§ **WHAT IS EXPECTED**:
Check each line for the word "Essentials" and report how many have it. Give nothing else.

§ **Collected data entries**:

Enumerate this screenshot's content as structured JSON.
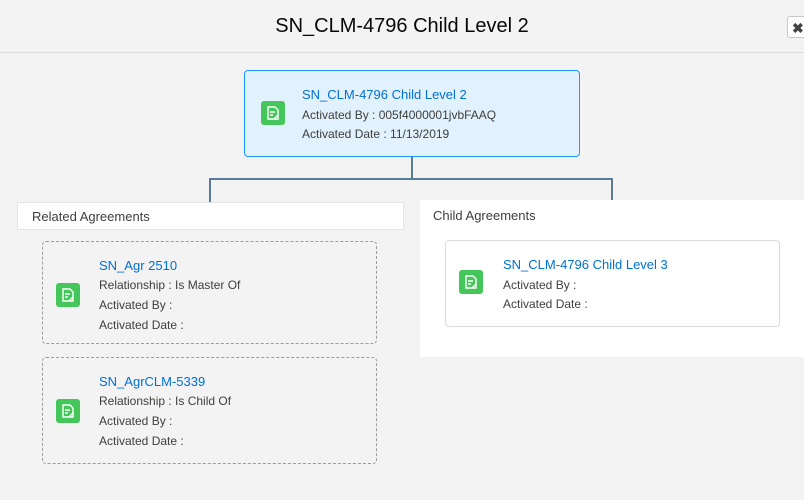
{
  "modal": {
    "title": "SN_CLM-4796 Child Level 2",
    "close_label": "✖"
  },
  "parent": {
    "title": "SN_CLM-4796 Child Level 2",
    "activated_by": "Activated By : 005f4000001jvbFAAQ",
    "activated_date": "Activated Date : 11/13/2019",
    "icon": "document-edit-icon"
  },
  "related": {
    "header": "Related Agreements",
    "items": [
      {
        "title": "SN_Agr 2510",
        "relationship": "Relationship : Is Master Of",
        "activated_by": "Activated By :",
        "activated_date": "Activated Date :"
      },
      {
        "title": "SN_AgrCLM-5339",
        "relationship": "Relationship : Is Child Of",
        "activated_by": "Activated By :",
        "activated_date": "Activated Date :"
      }
    ]
  },
  "children": {
    "header": "Child Agreements",
    "items": [
      {
        "title": "SN_CLM-4796 Child Level 3",
        "activated_by": "Activated By :",
        "activated_date": "Activated Date :"
      }
    ]
  },
  "colors": {
    "icon_green": "#45c65a",
    "link_blue": "#0070d2",
    "selected_bg": "#e1f1fd",
    "selected_border": "#1b96ff"
  }
}
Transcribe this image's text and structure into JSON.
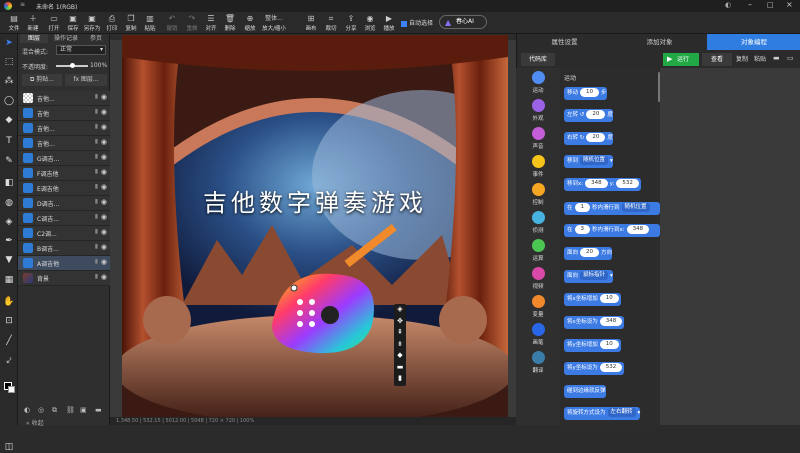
{
  "titlebar": {
    "doc_title": "未命名 1(RGB)"
  },
  "toolbar": {
    "items": [
      "文件",
      "新建",
      "打开",
      "保存",
      "另存为",
      "打印",
      "复制",
      "粘贴",
      "撤销",
      "重做",
      "对齐",
      "删除",
      "缩放",
      "放大/缩小",
      "画布",
      "裁切",
      "分享",
      "浏览",
      "播放"
    ],
    "zoom_label": "整体...",
    "autoselect": "自动选择",
    "ai_label": "春心AI"
  },
  "layers": {
    "tabs": [
      "图层",
      "操作记录",
      "参页"
    ],
    "blend_label": "混合模式:",
    "blend_value": "正常",
    "opacity_label": "不透明度:",
    "opacity_value": "100%",
    "clip_btn": "剪贴...",
    "fx_btn": "图层...",
    "items": [
      "吉他...",
      "吉他",
      "吉他...",
      "吉他...",
      "G调吉...",
      "F调吉他",
      "E调吉他",
      "D调吉...",
      "C调吉...",
      "C2调...",
      "B调吉...",
      "A调吉他",
      "背景"
    ],
    "footer": "收起"
  },
  "canvas": {
    "title": "吉他数字弹奏游戏"
  },
  "status": {
    "text": "1.348.50 | 532.15 | 5012.00 | 5048 | 720 × 720 | 100%"
  },
  "right": {
    "tabs": [
      "属性设置",
      "添加对象",
      "对象编程"
    ],
    "lib_tab": "代码库",
    "run": "运行",
    "view": "查看",
    "copy": "复制",
    "paste": "粘贴",
    "section": "运动",
    "categories": [
      {
        "label": "运动",
        "color": "#4f8ef0"
      },
      {
        "label": "外观",
        "color": "#9b62e6"
      },
      {
        "label": "声音",
        "color": "#c35ed8"
      },
      {
        "label": "事件",
        "color": "#f7c51a"
      },
      {
        "label": "控制",
        "color": "#f5a623"
      },
      {
        "label": "侦测",
        "color": "#48b3e0"
      },
      {
        "label": "运算",
        "color": "#4cc653"
      },
      {
        "label": "视频",
        "color": "#d94aa8"
      },
      {
        "label": "变量",
        "color": "#f0892b"
      },
      {
        "label": "画笔",
        "color": "#2a66e8"
      },
      {
        "label": "翻译",
        "color": "#3a7da8"
      }
    ],
    "blocks": {
      "move": {
        "a": "移动",
        "v": "10",
        "b": "步"
      },
      "turn_l": {
        "a": "左转",
        "v": "20",
        "b": "度"
      },
      "turn_r": {
        "a": "右转",
        "v": "20",
        "b": "度"
      },
      "goto": {
        "a": "移到",
        "s": "随机位置"
      },
      "goto_xy": {
        "a": "移到x:",
        "x": "348",
        "m": "y:",
        "y": "532"
      },
      "glide1": {
        "a": "在",
        "v": "1",
        "b": "秒内滑行到",
        "s": "随机位置"
      },
      "glide2": {
        "a": "在",
        "v": "3",
        "b": "秒内滑行到x:",
        "x": "348"
      },
      "face": {
        "a": "面向",
        "v": "20",
        "b": "方向"
      },
      "face_to": {
        "a": "面向",
        "s": "鼠标指针"
      },
      "chx": {
        "a": "将x坐标增加",
        "v": "10"
      },
      "setx": {
        "a": "将x坐标设为",
        "v": "348"
      },
      "chy": {
        "a": "将y坐标增加",
        "v": "10"
      },
      "sety": {
        "a": "将y坐标设为",
        "v": "532"
      },
      "bounce": {
        "a": "碰到边缘就反弹"
      },
      "rot": {
        "a": "将旋转方式设为",
        "s": "左右翻转"
      }
    }
  }
}
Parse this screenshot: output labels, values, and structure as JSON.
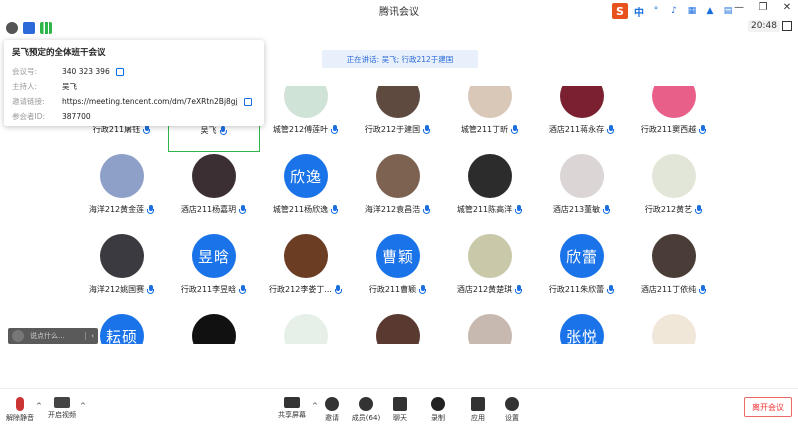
{
  "window": {
    "title": "腾讯会议",
    "minimize": "—",
    "restore": "❐",
    "close": "✕"
  },
  "ime": {
    "logo": "S",
    "lang": "中"
  },
  "status": {
    "clock": "20:48"
  },
  "meeting_info": {
    "title": "吴飞预定的全体班干会议",
    "rows": [
      {
        "label": "会议号:",
        "value": "340 323 396",
        "copy": true
      },
      {
        "label": "主持人:",
        "value": "吴飞",
        "copy": false
      },
      {
        "label": "邀请链接:",
        "value": "https://meeting.tencent.com/dm/7eXRtn2Bj8gj",
        "copy": true
      },
      {
        "label": "参会者ID:",
        "value": "387700",
        "copy": false
      }
    ]
  },
  "speaking": "正在讲话: 吴飞; 行政212于建国",
  "participants": [
    {
      "name": "行政211屠钰",
      "color": "#ccc",
      "partial": true
    },
    {
      "name": "吴飞",
      "color": "#888",
      "partial": true,
      "highlight": true
    },
    {
      "name": "城管212傅莲叶",
      "color": "#cfe3d6"
    },
    {
      "name": "行政212于建国",
      "color": "#5e4a3e"
    },
    {
      "name": "城管211丁昕",
      "color": "#d9c7b8"
    },
    {
      "name": "酒店211蒋永存",
      "color": "#7a2030"
    },
    {
      "name": "行政211窦西越",
      "color": "#e8608a"
    },
    {
      "name": "海洋212黄金莲",
      "color": "#8fa0c8"
    },
    {
      "name": "酒店211杨嘉玥",
      "color": "#3b2f33"
    },
    {
      "name": "城管211杨欣逸",
      "avatar_text": "欣逸"
    },
    {
      "name": "海洋212袁昌浩",
      "color": "#7d6252"
    },
    {
      "name": "城管211陈高洋",
      "color": "#2c2c2c"
    },
    {
      "name": "酒店213董敏",
      "color": "#dcd5d5"
    },
    {
      "name": "行政212黄艺",
      "color": "#e2e6d8"
    },
    {
      "name": "海洋212姚国赛",
      "color": "#3a3a40"
    },
    {
      "name": "行政211李昱晗",
      "avatar_text": "昱晗"
    },
    {
      "name": "行政212李娄丁...",
      "color": "#6b3e24"
    },
    {
      "name": "行政211曹颖",
      "avatar_text": "曹颖"
    },
    {
      "name": "酒店212黄楚琪",
      "color": "#c9c8a8"
    },
    {
      "name": "行政211朱欣蕾",
      "avatar_text": "欣蕾"
    },
    {
      "name": "酒店211丁依纯",
      "color": "#4a3c36"
    },
    {
      "name": "",
      "avatar_text": "耘硕"
    },
    {
      "name": "",
      "color": "#111"
    },
    {
      "name": "",
      "color": "#e6efe8"
    },
    {
      "name": "",
      "color": "#5a3a30"
    },
    {
      "name": "",
      "color": "#c8b9b0"
    },
    {
      "name": "",
      "avatar_text": "张悦"
    },
    {
      "name": "",
      "color": "#f1e7d8"
    }
  ],
  "chat": {
    "placeholder": "说点什么...",
    "arrow": "‹"
  },
  "toolbar": {
    "unmute": "解除静音",
    "video": "开启视频",
    "share": "共享屏幕",
    "invite": "邀请",
    "members": "成员(64)",
    "chat": "聊天",
    "record": "录制",
    "apps": "应用",
    "settings": "设置",
    "leave": "离开会议"
  },
  "colors": {
    "accent": "#1a73e8",
    "speaking_bg": "#e8f0fb",
    "leave_red": "#e33",
    "highlight": "#2db44a"
  }
}
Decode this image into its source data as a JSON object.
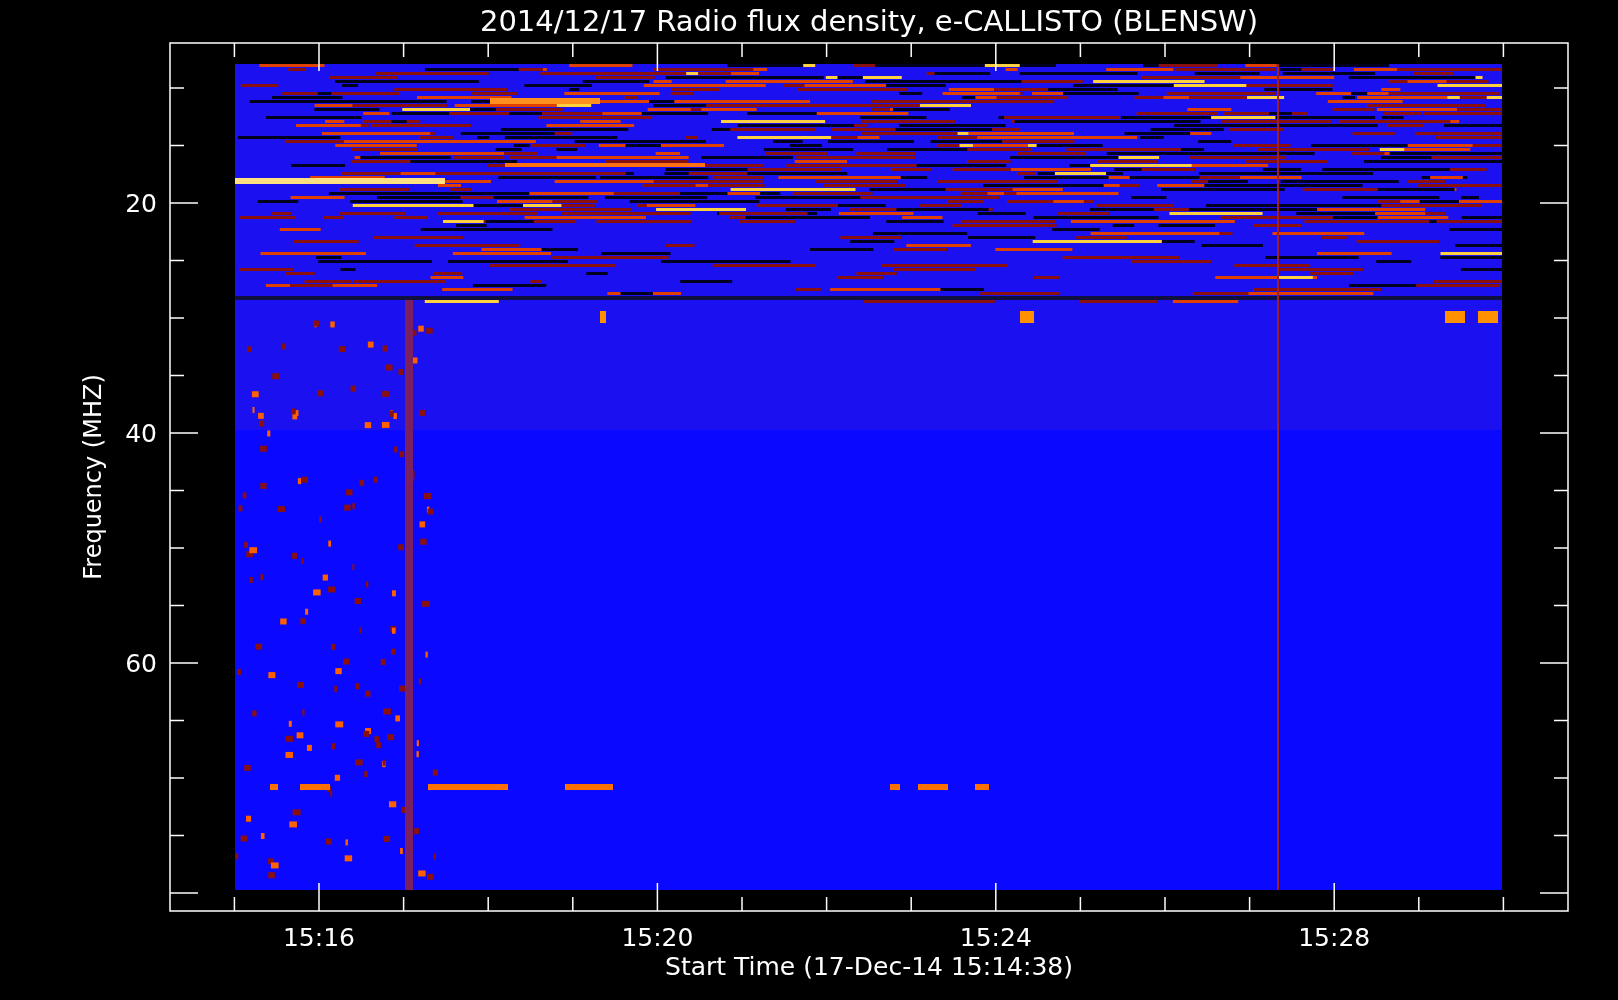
{
  "title": "2014/12/17  Radio flux density, e-CALLISTO (BLENSW)",
  "ylabel": "Frequency (MHZ)",
  "xlabel": "Start Time (17-Dec-14 15:14:38)",
  "yticks": [
    "20",
    "40",
    "60"
  ],
  "xticks": [
    "15:16",
    "15:20",
    "15:24",
    "15:28"
  ]
}
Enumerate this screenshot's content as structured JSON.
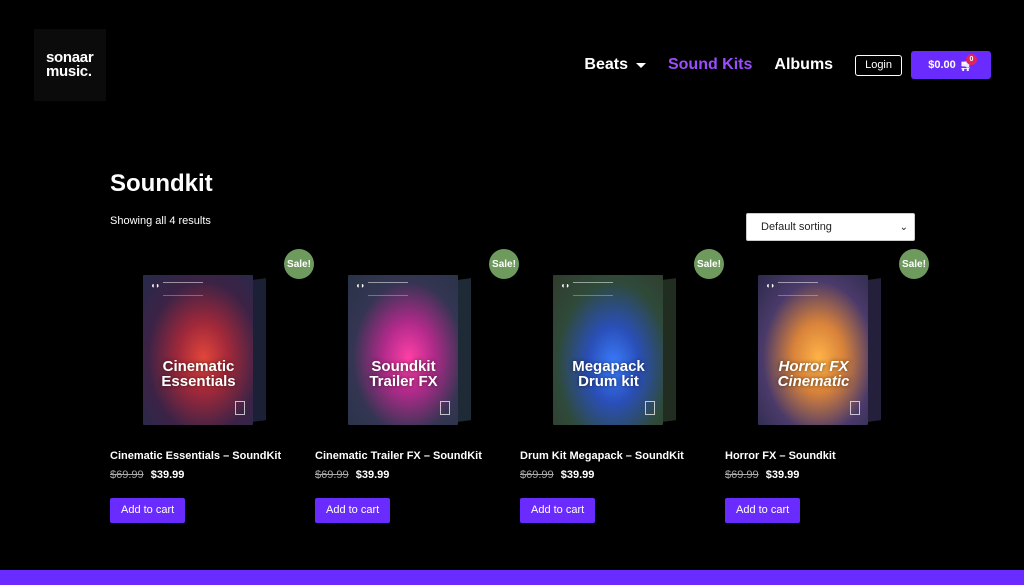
{
  "logo": {
    "line1": "sonaar",
    "line2": "music."
  },
  "nav": {
    "items": [
      {
        "label": "Beats",
        "has_dropdown": true,
        "active": false
      },
      {
        "label": "Sound Kits",
        "active": true
      },
      {
        "label": "Albums",
        "active": false
      }
    ],
    "login_label": "Login",
    "cart_total": "$0.00",
    "cart_count": "0"
  },
  "shop": {
    "title": "Soundkit",
    "result_count": "Showing all 4 results",
    "sorting_selected": "Default sorting"
  },
  "products": [
    {
      "name": "Cinematic Essentials – SoundKit",
      "old_price": "$69.99",
      "price": "$39.99",
      "badge": "Sale!",
      "cta": "Add to cart",
      "cover_text": "Cinematic Essentials"
    },
    {
      "name": "Cinematic Trailer FX – SoundKit",
      "old_price": "$69.99",
      "price": "$39.99",
      "badge": "Sale!",
      "cta": "Add to cart",
      "cover_text": "Soundkit Trailer FX"
    },
    {
      "name": "Drum Kit Megapack – SoundKit",
      "old_price": "$69.99",
      "price": "$39.99",
      "badge": "Sale!",
      "cta": "Add to cart",
      "cover_text": "Megapack Drum kit"
    },
    {
      "name": "Horror FX – Soundkit",
      "old_price": "$69.99",
      "price": "$39.99",
      "badge": "Sale!",
      "cta": "Add to cart",
      "cover_text": "Horror FX Cinematic"
    }
  ],
  "colors": {
    "accent": "#6a2bff",
    "nav_active": "#9b4dff",
    "sale_badge": "#6e9a5e",
    "background": "#000000"
  }
}
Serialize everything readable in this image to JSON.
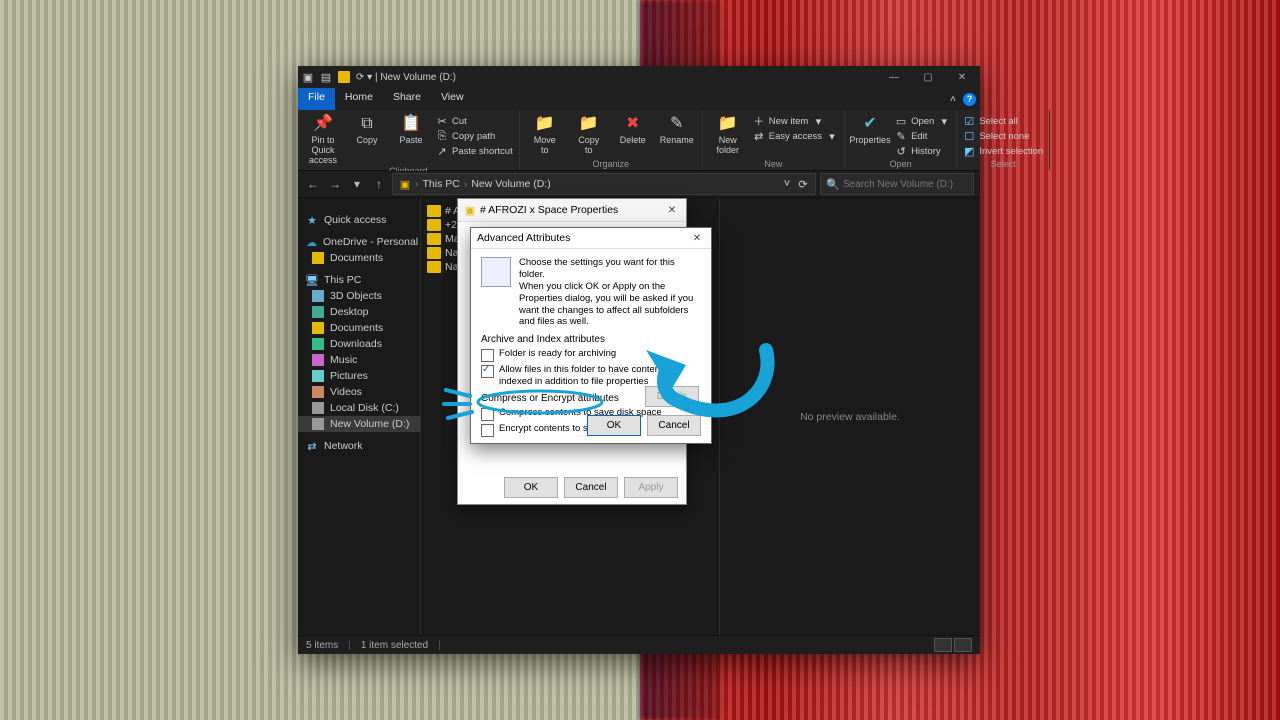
{
  "title": "New Volume (D:)",
  "titlebar_hint": "⟳ ▾ | New Volume (D:)",
  "tabs": {
    "file": "File",
    "home": "Home",
    "share": "Share",
    "view": "View"
  },
  "ribbon": {
    "clipboard": {
      "label": "Clipboard",
      "pin": "Pin to Quick\naccess",
      "copy": "Copy",
      "paste": "Paste",
      "cut": "Cut",
      "copypath": "Copy path",
      "pasteshort": "Paste shortcut"
    },
    "organize": {
      "label": "Organize",
      "move": "Move\nto",
      "copyto": "Copy\nto",
      "delete": "Delete",
      "rename": "Rename"
    },
    "newgrp": {
      "label": "New",
      "newfolder": "New\nfolder",
      "newitem": "New item",
      "easyaccess": "Easy access"
    },
    "open": {
      "label": "Open",
      "properties": "Properties",
      "openbtn": "Open",
      "edit": "Edit",
      "history": "History"
    },
    "select": {
      "label": "Select",
      "selectall": "Select all",
      "selectnone": "Select none",
      "invert": "Invert selection"
    }
  },
  "breadcrumbs": {
    "root": "This PC",
    "vol": "New Volume (D:)"
  },
  "search_placeholder": "Search New Volume (D:)",
  "sidebar": {
    "quick": "Quick access",
    "onedrive": "OneDrive - Personal",
    "documents": "Documents",
    "thispc": "This PC",
    "items": [
      "3D Objects",
      "Desktop",
      "Documents",
      "Downloads",
      "Music",
      "Pictures",
      "Videos",
      "Local Disk (C:)",
      "New Volume (D:)"
    ],
    "network": "Network"
  },
  "files": [
    "# AFROZI x …",
    "+2023 3D-P…",
    "MasterSoft…",
    "Nawa Work…",
    "Nawa Work…"
  ],
  "preview_msg": "No preview available.",
  "status": {
    "items": "5 items",
    "selected": "1 item selected"
  },
  "props": {
    "title": "# AFROZI x Space Properties",
    "ok": "OK",
    "cancel": "Cancel",
    "apply": "Apply"
  },
  "adv": {
    "title": "Advanced Attributes",
    "intro1": "Choose the settings you want for this folder.",
    "intro2": "When you click OK or Apply on the Properties dialog, you will be asked if you want the changes to affect all subfolders and files as well.",
    "section1": "Archive and Index attributes",
    "chk_archive": "Folder is ready for archiving",
    "chk_index": "Allow files in this folder to have contents indexed in addition to file properties",
    "section2": "Compress or Encrypt attributes",
    "chk_compress": "Compress contents to save disk space",
    "chk_encrypt": "Encrypt contents to secure data",
    "details": "Details",
    "ok": "OK",
    "cancel": "Cancel"
  }
}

§ **TASK OUTPUT**:
2